Text under study:
+ + +

Photoselected electron transfer pathways in DNA photolyase

Abstract

Cyclobutane dimer photolyases are proteins that bind to UV-damaged DNA containing cyclobutane pyrimidine dimer lesions. They repair these lesions by photo-induced electron transfer. The electron donor cofactor of a photolyase is a two-electron-reduced flavin adenine dinucleotide (FADH ⁻ ). When FADH ⁻ is photo-excited, it transfers an electron from an excited π → π* singlet state to the pyrimidine dimer lesion of DNA. We compute the lowest excited singlet states of FADH ⁻ using ab initio (time-dependent density functional theory and time-dependent Hartree–Fock), and semiempirical (INDO/S configuration interaction) methods. The calculations show that the two lowest π → π* singlet states of FADH ⁻ are localized on the side of the flavin ring that is proximal to the dimer lesion of DNA. For the lowest-energy donor excited state of FADH ⁻ , we compute the conformationally averaged electronic coupling to acceptor states of the thymine dimer. The coupling calculations are performed at the INDO/S level, on donor–acceptor cofactor conformations obtained from molecular dynamics simulations of the solvated protein with a thymine dimer docked in its active site. These calculations demonstrate that the localization of the ¹ FADH ⁻ * donor state on the flavin ring enhances the electronic coupling between the flavin and the dimer by permitting shorter electron-transfer pathways to the dimer that have single through-space jumps. Therefore, in photolyase, the photo-excitation itself enhances the electron transfer rate by moving the electron towards the dimer.

+ + +

Supplied data:
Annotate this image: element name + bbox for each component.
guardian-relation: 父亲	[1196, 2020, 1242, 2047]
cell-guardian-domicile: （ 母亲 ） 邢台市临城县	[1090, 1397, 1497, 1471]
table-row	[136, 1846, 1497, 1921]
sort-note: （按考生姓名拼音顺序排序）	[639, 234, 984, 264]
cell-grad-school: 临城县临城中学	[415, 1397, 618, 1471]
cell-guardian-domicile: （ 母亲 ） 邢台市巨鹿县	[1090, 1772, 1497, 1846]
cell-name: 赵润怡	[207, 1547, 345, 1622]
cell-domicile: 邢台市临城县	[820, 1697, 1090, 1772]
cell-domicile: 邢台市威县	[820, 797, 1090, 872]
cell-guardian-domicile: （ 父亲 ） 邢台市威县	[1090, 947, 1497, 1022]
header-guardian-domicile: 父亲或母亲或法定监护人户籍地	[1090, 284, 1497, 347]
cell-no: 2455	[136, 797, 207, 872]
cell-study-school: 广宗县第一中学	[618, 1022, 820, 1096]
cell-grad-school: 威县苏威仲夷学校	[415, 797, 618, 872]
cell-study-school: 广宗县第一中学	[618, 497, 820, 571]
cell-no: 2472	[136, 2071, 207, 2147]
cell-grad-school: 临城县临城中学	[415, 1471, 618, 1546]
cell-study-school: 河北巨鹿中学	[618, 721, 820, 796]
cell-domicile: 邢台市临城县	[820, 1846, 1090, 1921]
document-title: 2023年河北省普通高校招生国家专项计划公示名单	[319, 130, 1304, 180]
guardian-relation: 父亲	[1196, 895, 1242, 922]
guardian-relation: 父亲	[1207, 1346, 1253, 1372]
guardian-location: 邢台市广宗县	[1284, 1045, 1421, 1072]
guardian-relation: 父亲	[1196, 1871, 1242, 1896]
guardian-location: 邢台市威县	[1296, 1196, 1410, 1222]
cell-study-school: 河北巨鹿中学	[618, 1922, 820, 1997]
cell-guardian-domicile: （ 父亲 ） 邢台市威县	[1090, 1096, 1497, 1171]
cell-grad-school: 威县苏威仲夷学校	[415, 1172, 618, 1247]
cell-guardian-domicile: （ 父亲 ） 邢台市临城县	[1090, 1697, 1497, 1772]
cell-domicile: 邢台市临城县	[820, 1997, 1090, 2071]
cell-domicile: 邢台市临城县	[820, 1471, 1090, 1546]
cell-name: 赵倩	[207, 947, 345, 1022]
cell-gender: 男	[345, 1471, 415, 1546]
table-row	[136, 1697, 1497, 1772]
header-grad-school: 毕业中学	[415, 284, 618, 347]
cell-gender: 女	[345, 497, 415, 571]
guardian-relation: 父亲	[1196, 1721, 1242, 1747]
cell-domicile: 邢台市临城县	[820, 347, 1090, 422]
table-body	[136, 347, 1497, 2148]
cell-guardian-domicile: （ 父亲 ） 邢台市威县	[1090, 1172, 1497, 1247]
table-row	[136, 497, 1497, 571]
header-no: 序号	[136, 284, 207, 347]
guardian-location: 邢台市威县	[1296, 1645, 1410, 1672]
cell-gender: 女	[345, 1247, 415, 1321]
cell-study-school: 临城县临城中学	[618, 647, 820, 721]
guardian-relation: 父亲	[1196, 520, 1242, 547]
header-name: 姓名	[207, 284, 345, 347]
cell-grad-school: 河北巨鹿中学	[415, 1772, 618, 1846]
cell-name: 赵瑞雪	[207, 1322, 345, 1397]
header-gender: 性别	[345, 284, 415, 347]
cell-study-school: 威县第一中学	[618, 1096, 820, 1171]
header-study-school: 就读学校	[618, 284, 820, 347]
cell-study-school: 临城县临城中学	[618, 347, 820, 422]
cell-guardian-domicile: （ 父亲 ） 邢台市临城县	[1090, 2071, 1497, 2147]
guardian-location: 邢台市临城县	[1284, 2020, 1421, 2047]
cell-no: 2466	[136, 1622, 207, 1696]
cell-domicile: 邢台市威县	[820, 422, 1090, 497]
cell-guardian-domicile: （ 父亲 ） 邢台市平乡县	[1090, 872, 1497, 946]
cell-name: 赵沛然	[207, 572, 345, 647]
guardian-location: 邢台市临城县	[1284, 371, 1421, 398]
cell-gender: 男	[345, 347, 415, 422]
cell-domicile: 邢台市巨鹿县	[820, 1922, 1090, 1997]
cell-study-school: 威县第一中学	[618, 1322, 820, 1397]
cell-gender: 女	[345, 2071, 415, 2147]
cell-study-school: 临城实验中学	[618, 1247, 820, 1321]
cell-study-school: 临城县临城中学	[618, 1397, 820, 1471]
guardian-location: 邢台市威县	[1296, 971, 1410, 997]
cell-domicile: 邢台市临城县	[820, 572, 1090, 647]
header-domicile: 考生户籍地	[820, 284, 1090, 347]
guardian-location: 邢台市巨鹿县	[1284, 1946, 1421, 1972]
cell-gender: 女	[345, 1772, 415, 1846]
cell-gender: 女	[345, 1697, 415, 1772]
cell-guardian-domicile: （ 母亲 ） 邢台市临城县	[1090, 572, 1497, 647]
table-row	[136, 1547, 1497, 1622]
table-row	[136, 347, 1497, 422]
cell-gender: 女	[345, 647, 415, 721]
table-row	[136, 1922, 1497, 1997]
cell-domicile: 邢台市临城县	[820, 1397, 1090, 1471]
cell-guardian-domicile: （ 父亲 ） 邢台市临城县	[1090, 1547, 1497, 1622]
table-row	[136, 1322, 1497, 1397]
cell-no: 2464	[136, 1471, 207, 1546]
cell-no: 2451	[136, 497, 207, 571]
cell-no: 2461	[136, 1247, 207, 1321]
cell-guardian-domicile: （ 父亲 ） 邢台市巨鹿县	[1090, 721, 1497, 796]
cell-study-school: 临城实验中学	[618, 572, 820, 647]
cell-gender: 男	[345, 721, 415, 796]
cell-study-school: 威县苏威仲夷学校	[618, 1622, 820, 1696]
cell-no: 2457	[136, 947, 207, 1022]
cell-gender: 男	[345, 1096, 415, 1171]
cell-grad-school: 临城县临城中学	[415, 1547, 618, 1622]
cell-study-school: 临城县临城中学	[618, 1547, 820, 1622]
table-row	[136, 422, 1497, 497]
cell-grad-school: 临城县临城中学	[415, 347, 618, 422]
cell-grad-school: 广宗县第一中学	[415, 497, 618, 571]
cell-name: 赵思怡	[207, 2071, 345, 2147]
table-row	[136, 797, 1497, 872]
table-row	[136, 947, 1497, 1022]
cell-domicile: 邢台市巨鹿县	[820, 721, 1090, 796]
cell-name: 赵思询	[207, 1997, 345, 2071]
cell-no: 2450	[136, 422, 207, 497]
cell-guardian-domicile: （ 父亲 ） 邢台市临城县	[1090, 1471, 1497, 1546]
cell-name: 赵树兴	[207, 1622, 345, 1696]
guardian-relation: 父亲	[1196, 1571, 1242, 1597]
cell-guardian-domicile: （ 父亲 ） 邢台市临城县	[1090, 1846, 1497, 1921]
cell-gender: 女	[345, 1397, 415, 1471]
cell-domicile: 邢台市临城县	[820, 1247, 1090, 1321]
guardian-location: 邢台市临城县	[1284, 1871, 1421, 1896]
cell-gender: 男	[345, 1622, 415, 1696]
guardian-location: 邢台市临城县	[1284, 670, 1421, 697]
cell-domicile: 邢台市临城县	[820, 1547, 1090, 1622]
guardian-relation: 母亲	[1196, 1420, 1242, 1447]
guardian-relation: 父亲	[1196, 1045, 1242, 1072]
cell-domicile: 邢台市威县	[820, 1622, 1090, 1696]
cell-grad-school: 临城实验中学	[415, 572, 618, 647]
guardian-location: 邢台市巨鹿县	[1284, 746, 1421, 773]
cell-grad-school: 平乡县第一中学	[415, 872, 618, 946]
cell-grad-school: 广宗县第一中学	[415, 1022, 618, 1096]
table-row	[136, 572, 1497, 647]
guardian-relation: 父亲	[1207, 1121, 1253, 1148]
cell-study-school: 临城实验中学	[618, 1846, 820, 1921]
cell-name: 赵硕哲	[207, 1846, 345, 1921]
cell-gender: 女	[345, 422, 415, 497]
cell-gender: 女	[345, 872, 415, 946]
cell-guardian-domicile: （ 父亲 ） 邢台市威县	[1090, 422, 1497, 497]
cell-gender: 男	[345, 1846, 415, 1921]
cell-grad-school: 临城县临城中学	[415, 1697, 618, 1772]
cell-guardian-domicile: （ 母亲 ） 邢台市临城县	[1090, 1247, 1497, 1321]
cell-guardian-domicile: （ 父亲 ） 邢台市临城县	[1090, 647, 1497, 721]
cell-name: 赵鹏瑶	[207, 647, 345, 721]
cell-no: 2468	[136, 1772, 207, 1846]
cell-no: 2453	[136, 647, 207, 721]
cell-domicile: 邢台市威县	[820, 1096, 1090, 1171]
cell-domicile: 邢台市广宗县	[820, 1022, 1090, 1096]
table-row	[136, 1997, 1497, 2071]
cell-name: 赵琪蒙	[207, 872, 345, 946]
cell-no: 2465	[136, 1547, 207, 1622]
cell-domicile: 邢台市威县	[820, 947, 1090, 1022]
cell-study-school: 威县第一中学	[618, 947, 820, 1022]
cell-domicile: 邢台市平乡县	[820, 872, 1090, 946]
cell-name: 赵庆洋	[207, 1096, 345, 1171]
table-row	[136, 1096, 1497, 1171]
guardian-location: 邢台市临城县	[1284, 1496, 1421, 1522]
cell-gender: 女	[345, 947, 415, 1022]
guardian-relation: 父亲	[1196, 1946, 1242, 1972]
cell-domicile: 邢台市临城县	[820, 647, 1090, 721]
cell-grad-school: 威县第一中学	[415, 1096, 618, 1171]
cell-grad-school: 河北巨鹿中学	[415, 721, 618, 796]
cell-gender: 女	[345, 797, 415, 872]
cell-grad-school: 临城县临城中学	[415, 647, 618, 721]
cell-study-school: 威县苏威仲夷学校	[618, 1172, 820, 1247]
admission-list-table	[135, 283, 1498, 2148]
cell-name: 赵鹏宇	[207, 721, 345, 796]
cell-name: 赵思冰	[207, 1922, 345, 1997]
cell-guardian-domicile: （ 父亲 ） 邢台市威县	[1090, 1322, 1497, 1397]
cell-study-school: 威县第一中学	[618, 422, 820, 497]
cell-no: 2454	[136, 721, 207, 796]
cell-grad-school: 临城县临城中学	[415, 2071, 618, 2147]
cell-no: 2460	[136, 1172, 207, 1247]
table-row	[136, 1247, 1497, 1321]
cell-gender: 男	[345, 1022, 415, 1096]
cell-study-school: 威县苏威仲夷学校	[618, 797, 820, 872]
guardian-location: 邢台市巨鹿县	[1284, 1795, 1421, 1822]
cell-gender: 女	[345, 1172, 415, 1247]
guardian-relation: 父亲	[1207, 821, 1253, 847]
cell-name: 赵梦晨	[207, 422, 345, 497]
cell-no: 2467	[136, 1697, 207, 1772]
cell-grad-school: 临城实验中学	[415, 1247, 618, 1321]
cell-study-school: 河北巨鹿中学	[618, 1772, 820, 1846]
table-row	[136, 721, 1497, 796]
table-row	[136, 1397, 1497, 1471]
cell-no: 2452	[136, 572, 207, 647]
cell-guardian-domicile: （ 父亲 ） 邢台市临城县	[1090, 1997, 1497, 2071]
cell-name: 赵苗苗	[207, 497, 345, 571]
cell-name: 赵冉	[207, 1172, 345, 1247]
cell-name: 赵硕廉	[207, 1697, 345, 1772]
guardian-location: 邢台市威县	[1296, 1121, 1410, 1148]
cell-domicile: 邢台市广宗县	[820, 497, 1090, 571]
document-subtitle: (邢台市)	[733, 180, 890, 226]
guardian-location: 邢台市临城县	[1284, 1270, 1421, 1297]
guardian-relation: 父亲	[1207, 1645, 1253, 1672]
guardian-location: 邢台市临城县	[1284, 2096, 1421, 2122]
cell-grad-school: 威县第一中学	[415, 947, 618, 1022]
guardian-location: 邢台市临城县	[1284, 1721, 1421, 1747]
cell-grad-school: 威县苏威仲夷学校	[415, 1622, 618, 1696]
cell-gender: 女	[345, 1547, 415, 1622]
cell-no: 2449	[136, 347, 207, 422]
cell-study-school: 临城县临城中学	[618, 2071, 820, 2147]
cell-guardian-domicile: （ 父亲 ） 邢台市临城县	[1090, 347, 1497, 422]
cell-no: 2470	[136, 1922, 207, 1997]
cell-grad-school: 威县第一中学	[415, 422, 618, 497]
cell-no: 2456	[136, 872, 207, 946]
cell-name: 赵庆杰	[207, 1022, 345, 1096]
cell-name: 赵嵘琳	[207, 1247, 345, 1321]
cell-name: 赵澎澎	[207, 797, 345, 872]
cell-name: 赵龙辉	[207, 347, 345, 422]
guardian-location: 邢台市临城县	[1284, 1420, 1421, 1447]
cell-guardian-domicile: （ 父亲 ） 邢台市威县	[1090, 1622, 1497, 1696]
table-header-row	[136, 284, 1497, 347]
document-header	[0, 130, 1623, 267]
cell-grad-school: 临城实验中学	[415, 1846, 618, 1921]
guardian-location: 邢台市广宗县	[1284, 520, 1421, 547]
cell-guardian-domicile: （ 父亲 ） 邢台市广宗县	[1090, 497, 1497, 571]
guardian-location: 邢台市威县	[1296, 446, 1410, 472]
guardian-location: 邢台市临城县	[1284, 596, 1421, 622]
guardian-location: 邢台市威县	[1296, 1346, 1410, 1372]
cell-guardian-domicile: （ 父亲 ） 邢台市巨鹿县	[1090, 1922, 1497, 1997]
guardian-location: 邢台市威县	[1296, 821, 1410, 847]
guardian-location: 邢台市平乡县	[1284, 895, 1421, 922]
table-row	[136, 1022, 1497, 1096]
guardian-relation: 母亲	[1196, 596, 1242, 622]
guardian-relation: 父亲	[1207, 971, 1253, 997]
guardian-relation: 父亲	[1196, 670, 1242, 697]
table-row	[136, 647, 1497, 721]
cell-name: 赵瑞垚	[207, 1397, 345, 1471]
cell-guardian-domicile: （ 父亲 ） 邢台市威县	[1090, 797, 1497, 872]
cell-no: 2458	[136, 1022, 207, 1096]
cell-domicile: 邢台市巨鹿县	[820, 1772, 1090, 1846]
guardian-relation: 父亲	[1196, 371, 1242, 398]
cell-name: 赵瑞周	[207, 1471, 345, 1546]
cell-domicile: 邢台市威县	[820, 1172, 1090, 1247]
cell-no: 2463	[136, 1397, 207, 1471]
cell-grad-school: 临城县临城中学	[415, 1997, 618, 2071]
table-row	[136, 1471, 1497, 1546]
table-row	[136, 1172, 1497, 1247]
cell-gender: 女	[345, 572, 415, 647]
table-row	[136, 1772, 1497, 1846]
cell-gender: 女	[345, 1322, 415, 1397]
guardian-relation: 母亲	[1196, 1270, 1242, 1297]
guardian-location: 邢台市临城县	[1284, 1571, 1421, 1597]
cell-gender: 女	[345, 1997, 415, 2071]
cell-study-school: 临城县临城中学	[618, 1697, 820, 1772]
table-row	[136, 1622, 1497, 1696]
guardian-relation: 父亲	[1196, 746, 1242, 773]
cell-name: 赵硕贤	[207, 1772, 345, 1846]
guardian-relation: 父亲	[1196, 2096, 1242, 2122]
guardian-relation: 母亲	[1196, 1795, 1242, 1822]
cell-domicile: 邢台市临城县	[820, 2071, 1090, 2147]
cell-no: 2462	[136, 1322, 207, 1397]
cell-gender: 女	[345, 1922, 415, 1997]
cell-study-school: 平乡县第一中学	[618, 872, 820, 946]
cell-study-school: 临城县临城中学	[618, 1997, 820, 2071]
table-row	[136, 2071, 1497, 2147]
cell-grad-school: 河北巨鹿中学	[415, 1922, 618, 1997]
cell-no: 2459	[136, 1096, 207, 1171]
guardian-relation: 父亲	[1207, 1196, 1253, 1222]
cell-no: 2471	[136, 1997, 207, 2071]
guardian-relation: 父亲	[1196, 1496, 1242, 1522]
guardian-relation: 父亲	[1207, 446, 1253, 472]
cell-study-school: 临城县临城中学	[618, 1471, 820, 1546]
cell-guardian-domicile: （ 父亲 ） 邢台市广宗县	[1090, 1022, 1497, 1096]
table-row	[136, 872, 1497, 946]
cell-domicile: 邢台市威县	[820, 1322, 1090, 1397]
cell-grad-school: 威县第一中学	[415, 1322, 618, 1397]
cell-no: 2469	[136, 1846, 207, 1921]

+ + +

Exercise instructions: What does the abstract on DNA photolyase identify as the electron donor cofactor of a photolyase?

Output of the exercise: A two-electron-reduced flavin adenine dinucleotide (FADH⁻).